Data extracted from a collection
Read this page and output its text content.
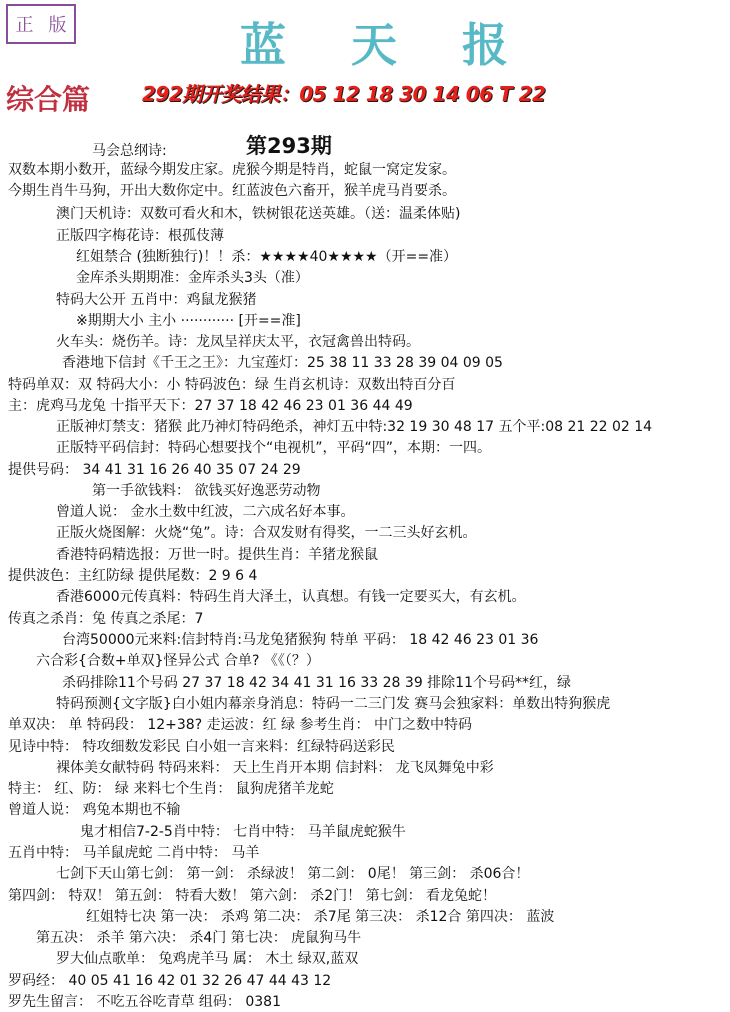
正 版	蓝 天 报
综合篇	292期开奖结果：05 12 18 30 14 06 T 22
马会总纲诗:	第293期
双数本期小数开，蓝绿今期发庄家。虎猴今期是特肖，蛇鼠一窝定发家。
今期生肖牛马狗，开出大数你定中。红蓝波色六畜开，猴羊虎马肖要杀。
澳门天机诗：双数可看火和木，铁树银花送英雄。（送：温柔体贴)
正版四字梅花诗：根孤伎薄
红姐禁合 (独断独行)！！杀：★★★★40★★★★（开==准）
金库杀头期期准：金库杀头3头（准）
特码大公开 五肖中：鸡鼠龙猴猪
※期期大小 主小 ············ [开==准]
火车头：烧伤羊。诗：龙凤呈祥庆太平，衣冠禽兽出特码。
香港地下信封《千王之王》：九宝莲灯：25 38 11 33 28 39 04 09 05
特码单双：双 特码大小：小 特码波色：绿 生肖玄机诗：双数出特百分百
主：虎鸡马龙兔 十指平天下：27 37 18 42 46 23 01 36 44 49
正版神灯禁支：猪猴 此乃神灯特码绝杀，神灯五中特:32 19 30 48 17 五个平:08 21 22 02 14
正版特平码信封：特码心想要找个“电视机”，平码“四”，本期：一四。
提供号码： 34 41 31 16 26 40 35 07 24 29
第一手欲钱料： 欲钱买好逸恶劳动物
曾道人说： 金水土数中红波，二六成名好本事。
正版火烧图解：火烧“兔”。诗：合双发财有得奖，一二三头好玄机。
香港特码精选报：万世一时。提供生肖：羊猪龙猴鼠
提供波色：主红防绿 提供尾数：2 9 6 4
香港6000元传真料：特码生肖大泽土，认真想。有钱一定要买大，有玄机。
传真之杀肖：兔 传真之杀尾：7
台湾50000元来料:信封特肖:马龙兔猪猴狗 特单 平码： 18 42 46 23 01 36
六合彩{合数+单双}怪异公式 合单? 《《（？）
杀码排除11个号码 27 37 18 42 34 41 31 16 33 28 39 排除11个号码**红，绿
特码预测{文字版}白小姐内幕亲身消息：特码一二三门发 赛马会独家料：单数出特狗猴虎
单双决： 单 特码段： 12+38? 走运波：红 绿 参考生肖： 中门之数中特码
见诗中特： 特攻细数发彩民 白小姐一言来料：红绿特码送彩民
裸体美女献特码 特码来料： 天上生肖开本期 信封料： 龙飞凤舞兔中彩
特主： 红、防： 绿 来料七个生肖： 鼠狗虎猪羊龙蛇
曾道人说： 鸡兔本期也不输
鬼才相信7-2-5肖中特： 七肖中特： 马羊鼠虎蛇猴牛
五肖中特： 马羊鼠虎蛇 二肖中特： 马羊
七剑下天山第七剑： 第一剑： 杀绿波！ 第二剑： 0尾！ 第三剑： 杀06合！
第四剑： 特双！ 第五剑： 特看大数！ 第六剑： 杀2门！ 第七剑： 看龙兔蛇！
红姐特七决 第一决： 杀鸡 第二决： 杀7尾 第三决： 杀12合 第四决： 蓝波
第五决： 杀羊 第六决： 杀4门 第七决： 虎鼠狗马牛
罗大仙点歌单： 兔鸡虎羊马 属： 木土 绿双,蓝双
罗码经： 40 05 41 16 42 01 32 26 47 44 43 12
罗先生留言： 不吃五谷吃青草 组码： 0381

---

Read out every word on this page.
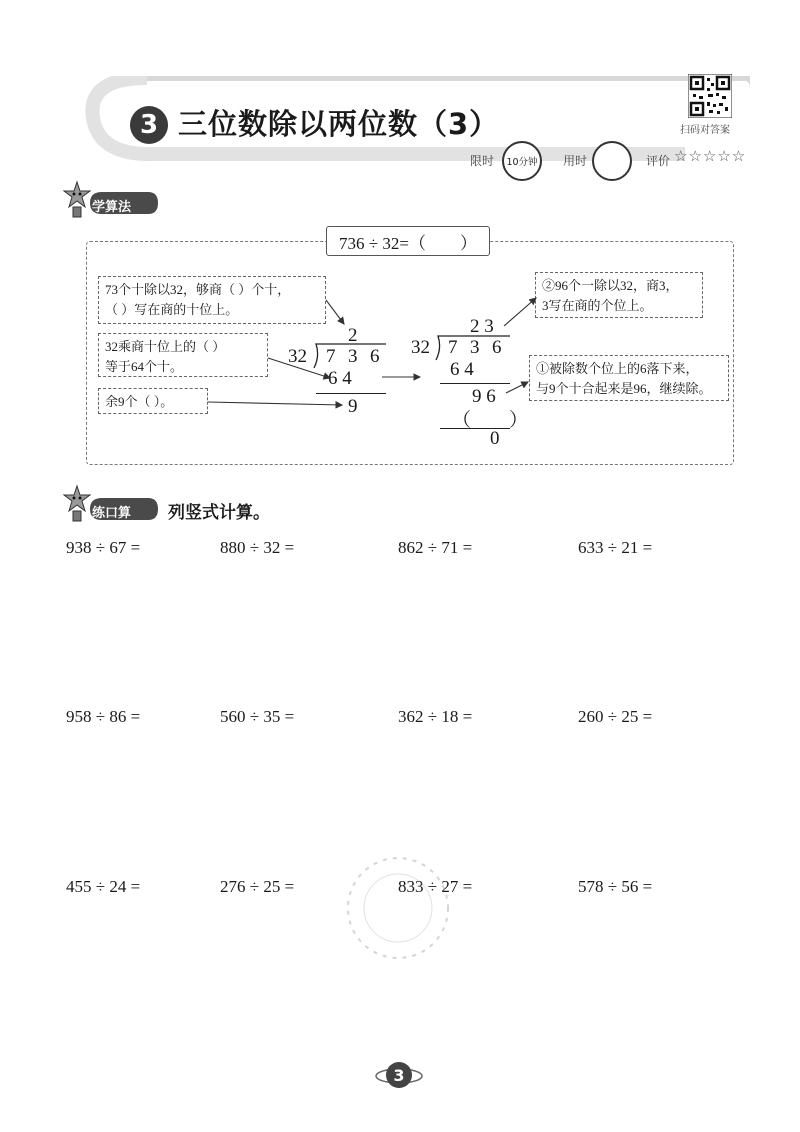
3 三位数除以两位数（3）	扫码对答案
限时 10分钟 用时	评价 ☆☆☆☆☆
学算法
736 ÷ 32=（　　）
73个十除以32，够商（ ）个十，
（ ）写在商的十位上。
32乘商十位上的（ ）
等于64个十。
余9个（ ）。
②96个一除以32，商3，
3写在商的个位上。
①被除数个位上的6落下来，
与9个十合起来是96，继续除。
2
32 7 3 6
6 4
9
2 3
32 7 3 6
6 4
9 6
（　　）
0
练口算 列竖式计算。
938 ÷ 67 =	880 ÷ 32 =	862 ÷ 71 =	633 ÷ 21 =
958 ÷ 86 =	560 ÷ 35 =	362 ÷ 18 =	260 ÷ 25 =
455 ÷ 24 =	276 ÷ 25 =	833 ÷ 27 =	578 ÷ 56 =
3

GOAL OF THE EXERCISE —
Pick out the lines that include the word "page" and write them out.

RESULT FOR THIS TASK —
Read this page and output its text content.
Read out every word on this page.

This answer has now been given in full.